▶ [Problem to work on]: Return each line holding the string "people".

[Dataset entries]
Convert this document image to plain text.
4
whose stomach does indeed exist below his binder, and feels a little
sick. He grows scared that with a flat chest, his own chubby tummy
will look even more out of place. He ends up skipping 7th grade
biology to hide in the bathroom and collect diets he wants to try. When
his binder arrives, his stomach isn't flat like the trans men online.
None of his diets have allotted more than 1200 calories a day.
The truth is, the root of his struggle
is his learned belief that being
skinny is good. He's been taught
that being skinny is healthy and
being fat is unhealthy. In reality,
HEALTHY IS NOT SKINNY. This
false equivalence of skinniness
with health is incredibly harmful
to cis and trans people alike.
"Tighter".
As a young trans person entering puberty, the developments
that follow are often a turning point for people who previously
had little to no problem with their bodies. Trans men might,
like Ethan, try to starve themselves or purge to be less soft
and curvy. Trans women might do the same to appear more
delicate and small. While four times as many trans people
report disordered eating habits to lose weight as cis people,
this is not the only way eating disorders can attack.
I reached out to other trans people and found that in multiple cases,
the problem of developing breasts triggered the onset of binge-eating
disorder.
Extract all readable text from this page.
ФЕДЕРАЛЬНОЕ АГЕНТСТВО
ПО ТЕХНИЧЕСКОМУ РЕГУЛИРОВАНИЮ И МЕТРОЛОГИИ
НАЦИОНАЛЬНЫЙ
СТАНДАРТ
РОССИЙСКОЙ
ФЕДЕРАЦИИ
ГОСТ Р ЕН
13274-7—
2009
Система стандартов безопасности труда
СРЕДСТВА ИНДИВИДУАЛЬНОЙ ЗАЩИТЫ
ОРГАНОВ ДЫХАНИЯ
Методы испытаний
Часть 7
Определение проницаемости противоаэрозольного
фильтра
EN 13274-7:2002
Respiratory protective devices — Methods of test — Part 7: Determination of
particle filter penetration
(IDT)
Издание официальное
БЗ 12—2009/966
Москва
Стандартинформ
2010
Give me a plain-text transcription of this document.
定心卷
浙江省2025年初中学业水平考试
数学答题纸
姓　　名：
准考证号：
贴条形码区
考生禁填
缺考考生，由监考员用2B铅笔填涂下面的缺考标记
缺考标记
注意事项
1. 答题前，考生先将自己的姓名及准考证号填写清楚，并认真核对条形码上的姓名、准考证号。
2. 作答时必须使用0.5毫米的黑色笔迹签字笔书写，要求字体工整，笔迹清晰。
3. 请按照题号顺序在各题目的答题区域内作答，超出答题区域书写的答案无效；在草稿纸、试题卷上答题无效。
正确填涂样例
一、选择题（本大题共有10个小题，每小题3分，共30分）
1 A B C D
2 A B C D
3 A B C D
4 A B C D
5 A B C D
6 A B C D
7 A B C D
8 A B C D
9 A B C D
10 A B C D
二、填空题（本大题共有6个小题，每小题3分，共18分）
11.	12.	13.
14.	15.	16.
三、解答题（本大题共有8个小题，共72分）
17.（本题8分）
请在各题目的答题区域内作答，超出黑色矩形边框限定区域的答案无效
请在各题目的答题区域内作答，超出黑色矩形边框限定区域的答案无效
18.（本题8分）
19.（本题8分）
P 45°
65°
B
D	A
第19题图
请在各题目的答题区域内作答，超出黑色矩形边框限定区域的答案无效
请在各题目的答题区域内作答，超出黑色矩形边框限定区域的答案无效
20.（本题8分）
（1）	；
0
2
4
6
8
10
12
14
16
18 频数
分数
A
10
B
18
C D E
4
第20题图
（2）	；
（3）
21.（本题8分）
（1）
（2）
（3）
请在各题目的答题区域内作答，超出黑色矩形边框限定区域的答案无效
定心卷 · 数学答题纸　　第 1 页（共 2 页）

▶ [Expected answer]:
to cis and trans people alike.
that follow are often a turning point for people who previously
delicate and small. While four times as many trans people
report disordered eating habits to lose weight as cis people,
I reached out to other trans people and found that in multiple cases,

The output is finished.